TEXTO PROPORCIONADO:
= = = = = = =
Fotos con los ojos

Fotos con los ojos

Tengo una amiga que cuando estamos juntas siempre grita o dice (depende de la situación): “foto con lo ojos, foto con los ojos” y los cierra durante dos segundos. La primera vez que lo dijo no entendía mucho a qué se refería, me reí y asentí con la cabeza, deseando que no repitiese otra vez esa frase. Pero con los años, me he dado cuenta de que esas cuatro palabras esconden mucho más de lo que podía llegar a imaginarme. 

Y ahora, me da pena no haber hecho más fotos con los ojos.  

Foto con los ojos del beso de mamá después de dos semanas sin verla y de las cincuenta velas de papá; del abrazo de los abuelos al volver de vacaciones; del reencuentro en la estación de tren, su sonrisa y en vez de flores, galletas; del veinticinco de diciembre sin ninguna silla vacía; del sonido de las copas de cerveza al brindar en una terraza cuando se acabó el primer año universitario y de la fiesta improvisada de después; de esa playa a la que se tarda más de una hora en llegar, pero que siempre merece la alegría.
= = = = = = =
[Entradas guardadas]
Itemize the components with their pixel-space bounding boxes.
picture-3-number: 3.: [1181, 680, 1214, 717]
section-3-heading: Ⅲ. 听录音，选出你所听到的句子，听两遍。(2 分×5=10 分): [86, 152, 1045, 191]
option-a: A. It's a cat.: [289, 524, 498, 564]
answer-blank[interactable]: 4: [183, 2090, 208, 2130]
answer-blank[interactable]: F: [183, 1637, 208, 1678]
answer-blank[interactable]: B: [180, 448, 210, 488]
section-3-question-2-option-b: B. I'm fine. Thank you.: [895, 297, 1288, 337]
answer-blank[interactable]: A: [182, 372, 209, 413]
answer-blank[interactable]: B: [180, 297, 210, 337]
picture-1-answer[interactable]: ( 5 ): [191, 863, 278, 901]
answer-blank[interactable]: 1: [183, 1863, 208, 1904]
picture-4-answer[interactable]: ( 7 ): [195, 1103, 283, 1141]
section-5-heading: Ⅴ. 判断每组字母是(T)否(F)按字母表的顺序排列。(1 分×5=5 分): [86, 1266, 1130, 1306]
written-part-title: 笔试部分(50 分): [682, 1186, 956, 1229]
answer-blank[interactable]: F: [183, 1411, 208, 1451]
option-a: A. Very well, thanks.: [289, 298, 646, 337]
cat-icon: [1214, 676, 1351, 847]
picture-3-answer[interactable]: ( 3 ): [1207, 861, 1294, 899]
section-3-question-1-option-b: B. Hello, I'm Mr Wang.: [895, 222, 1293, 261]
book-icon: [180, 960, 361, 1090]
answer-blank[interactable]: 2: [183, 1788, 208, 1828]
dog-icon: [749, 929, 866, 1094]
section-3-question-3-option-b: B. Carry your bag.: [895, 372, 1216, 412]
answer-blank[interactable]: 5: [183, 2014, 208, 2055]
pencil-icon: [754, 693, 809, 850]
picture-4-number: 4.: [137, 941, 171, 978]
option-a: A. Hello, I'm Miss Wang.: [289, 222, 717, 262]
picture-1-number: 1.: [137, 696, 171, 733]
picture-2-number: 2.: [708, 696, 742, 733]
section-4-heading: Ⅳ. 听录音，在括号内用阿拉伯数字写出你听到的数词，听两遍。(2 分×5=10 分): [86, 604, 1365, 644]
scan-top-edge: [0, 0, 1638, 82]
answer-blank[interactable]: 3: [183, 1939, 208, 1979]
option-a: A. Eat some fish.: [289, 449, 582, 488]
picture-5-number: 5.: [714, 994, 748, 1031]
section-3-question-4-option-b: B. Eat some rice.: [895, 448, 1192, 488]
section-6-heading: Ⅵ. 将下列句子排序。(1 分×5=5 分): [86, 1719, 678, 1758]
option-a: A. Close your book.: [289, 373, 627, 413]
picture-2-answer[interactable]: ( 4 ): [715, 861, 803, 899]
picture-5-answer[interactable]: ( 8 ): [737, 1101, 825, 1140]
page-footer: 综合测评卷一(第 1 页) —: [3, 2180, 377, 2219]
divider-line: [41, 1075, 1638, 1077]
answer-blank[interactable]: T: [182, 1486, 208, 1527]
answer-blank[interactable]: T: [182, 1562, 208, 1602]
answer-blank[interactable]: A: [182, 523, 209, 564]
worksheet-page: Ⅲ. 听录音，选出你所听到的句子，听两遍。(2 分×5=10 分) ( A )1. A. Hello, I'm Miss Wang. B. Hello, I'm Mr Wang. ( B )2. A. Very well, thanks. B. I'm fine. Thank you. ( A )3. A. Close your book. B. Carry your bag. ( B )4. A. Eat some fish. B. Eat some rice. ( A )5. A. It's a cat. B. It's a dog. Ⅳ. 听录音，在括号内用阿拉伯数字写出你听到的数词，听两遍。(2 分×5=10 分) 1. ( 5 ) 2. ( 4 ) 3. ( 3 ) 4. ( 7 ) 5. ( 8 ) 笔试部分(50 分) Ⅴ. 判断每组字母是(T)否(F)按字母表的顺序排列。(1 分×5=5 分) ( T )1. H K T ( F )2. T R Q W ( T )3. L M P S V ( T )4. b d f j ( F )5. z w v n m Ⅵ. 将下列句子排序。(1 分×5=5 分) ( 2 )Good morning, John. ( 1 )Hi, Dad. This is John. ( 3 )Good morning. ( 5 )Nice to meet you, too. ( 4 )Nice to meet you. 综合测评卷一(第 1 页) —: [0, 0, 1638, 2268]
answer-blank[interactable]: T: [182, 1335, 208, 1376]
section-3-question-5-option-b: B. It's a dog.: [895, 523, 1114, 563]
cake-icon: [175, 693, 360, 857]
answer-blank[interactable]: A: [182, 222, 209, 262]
= = = = = = =
Extrae completo el texto sobre las fotos con los ojos, palabra por palabra y sin omitir nada.

Fotos con los ojos

Fotos con los ojos

Tengo una amiga que cuando estamos juntas siempre grita o dice (depende de la situación): “foto con lo ojos, foto con los ojos” y los cierra durante dos segundos. La primera vez que lo dijo no entendía mucho a qué se refería, me reí y asentí con la cabeza, deseando que no repitiese otra vez esa frase. Pero con los años, me he dado cuenta de que esas cuatro palabras esconden mucho más de lo que podía llegar a imaginarme. 

Y ahora, me da pena no haber hecho más fotos con los ojos.  

Foto con los ojos del beso de mamá después de dos semanas sin verla y de las cincuenta velas de papá; del abrazo de los abuelos al volver de vacaciones; del reencuentro en la estación de tren, su sonrisa y en vez de flores, galletas; del veinticinco de diciembre sin ninguna silla vacía; del sonido de las copas de cerveza al brindar en una terraza cuando se acabó el primer año universitario y de la fiesta improvisada de después; de esa playa a la que se tarda más de una hora en llegar, pero que siempre merece la alegría.